--- GIVEN EXERCISE ---
Examine the records and identify each line that includes the string "this". Copy those lines.
•••
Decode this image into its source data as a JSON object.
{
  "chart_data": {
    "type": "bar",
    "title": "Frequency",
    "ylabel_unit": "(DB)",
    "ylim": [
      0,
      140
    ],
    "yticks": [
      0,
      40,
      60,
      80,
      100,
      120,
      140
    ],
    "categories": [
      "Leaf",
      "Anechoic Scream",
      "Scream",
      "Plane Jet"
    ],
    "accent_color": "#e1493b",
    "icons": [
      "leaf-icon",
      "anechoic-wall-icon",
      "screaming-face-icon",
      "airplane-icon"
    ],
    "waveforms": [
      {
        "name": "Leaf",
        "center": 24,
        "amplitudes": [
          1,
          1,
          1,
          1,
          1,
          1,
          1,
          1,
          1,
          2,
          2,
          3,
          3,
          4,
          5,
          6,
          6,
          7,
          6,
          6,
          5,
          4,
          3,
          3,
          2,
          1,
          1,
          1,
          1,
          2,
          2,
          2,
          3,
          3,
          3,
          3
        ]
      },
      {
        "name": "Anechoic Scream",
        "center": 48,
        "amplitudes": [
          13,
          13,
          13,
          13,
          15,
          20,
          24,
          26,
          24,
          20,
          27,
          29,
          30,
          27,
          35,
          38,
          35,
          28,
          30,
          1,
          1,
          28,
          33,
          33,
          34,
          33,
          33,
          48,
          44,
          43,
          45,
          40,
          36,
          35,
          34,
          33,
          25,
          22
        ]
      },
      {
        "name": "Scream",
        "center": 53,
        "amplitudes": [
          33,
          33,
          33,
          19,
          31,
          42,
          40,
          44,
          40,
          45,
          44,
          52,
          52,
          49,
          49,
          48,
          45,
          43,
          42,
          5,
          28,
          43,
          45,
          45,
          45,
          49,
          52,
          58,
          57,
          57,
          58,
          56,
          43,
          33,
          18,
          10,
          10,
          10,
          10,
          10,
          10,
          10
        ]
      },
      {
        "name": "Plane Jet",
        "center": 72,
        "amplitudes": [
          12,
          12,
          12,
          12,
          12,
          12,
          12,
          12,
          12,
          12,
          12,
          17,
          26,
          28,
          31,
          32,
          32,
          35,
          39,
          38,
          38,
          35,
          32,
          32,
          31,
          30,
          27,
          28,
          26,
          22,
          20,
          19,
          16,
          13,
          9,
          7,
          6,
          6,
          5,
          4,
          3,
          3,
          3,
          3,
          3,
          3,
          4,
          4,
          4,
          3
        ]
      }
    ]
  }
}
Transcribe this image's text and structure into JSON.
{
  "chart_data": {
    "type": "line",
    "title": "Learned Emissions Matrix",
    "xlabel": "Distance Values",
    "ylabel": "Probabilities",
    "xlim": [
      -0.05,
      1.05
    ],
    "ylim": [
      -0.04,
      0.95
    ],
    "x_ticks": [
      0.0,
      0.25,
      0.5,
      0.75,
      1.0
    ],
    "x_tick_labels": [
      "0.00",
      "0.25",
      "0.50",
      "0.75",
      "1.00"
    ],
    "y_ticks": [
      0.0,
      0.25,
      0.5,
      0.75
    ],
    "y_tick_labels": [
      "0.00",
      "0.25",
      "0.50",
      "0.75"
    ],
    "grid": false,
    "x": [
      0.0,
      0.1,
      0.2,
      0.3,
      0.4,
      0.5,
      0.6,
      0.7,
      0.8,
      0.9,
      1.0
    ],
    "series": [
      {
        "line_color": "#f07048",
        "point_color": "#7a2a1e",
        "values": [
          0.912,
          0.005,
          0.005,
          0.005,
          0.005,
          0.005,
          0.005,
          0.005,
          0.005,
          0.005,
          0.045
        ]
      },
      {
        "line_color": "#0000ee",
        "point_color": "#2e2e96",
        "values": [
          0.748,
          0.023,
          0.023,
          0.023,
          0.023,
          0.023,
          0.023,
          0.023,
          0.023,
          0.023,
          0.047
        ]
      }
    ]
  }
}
•••
--- EXERCISE ANSWER ---
Decode this image into its source data as a JSON object.
Transcribe this image's text and structure into JSON.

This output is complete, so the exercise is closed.